# Records excerpted from a collection

# # # # #

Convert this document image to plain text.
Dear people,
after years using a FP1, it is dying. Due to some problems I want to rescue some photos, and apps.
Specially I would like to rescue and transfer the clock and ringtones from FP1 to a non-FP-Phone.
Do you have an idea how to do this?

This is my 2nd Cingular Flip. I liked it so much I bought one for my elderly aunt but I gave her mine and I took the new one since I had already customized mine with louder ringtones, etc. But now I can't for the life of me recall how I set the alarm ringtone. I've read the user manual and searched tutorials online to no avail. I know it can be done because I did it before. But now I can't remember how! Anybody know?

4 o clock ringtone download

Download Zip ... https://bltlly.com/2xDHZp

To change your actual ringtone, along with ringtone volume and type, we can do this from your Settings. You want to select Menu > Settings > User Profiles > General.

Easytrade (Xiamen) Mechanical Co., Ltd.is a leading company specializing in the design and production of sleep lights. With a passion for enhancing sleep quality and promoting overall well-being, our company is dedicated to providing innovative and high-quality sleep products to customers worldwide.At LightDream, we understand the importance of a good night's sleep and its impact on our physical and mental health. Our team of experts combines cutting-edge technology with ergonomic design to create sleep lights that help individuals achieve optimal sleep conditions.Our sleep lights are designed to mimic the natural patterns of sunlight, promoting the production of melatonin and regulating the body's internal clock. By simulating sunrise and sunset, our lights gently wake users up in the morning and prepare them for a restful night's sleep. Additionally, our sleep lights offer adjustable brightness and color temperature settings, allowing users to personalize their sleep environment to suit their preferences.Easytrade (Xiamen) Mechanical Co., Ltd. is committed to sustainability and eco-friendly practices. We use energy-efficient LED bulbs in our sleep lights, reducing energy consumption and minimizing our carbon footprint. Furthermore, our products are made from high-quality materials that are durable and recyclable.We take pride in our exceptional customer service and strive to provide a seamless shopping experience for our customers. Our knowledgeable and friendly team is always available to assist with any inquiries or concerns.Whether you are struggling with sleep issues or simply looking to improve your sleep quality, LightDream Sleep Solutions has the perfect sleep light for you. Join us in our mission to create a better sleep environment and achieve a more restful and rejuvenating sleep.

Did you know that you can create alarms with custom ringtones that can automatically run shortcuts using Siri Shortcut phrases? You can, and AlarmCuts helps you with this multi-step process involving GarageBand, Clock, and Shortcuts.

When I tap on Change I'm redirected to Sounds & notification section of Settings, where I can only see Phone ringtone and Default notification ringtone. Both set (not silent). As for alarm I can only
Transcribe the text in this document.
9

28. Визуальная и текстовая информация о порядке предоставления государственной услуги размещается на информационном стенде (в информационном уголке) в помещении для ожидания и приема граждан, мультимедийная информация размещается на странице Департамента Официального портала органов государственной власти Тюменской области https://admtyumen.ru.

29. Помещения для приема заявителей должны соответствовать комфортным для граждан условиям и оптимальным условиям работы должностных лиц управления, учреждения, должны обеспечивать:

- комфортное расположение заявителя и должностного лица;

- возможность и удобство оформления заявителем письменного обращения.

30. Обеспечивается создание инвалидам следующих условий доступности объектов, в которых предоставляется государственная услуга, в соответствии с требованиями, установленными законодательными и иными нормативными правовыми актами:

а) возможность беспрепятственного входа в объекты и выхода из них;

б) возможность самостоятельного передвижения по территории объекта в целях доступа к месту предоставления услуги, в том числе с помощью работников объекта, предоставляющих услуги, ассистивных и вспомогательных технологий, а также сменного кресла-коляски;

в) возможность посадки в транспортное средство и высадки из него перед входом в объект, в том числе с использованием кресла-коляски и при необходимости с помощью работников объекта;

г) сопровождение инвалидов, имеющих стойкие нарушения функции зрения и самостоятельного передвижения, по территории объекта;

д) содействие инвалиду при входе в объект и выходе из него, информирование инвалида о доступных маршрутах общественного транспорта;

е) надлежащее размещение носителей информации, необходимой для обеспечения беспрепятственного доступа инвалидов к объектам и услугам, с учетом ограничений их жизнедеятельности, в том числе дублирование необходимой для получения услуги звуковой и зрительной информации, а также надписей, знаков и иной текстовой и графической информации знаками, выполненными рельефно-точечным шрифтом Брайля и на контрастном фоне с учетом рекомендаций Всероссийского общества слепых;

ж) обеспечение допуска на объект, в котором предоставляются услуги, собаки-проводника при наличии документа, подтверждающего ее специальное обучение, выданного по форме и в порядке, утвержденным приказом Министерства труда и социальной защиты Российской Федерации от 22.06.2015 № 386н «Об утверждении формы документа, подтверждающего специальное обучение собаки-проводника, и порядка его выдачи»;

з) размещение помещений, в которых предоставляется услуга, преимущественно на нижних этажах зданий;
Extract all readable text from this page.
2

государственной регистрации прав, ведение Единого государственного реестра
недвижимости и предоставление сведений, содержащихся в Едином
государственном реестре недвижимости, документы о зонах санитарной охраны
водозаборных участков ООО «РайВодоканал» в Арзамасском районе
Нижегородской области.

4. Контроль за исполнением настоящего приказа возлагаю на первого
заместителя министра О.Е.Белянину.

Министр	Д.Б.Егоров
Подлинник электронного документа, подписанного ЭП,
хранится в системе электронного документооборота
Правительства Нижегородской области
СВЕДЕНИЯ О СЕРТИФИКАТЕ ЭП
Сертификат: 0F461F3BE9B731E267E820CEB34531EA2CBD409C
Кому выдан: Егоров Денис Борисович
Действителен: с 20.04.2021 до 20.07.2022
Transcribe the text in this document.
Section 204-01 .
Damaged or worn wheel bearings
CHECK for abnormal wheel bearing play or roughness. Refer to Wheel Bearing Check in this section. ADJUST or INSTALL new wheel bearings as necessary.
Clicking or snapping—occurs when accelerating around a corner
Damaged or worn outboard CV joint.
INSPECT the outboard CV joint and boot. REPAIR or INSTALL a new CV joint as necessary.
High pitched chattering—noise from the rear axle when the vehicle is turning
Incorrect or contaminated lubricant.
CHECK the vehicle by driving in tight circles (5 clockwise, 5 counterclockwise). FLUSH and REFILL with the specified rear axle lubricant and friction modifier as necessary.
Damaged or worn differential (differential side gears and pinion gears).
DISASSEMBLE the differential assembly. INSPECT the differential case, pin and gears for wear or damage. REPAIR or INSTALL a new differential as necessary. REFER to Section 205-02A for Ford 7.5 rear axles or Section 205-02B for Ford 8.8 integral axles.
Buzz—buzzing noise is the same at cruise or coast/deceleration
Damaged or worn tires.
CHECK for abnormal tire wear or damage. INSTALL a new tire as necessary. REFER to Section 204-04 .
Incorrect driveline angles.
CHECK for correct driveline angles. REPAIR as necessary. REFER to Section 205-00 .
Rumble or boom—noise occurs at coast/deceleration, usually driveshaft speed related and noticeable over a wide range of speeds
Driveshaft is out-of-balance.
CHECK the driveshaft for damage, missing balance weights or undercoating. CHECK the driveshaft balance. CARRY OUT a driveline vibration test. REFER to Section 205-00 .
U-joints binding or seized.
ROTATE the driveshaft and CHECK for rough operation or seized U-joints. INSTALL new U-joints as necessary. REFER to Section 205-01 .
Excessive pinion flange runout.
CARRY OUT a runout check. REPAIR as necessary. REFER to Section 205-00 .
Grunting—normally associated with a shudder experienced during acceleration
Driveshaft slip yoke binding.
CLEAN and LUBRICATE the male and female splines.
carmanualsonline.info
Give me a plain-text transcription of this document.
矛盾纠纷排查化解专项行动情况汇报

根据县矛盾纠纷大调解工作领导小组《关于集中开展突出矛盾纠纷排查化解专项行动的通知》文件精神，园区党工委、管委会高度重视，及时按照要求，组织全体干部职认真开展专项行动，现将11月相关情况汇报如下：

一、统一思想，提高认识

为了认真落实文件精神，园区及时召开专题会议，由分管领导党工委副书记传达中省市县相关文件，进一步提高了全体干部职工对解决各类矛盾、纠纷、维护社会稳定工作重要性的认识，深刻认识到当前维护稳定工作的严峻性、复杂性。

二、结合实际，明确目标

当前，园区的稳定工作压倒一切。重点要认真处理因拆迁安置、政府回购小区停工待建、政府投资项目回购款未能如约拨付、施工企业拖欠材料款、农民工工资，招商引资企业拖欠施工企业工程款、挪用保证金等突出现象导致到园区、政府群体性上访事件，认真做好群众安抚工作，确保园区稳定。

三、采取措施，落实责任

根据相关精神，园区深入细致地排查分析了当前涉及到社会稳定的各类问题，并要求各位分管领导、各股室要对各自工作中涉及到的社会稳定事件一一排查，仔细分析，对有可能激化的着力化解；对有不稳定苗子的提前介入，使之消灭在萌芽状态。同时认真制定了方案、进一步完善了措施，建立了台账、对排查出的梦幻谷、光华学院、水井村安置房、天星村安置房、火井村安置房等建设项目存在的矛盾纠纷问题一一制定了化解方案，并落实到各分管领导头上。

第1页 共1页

# # # # #

# Objective
Find how many lines of the listing include the string "noise" and give that number, nothing else.

# Output of the exercise
3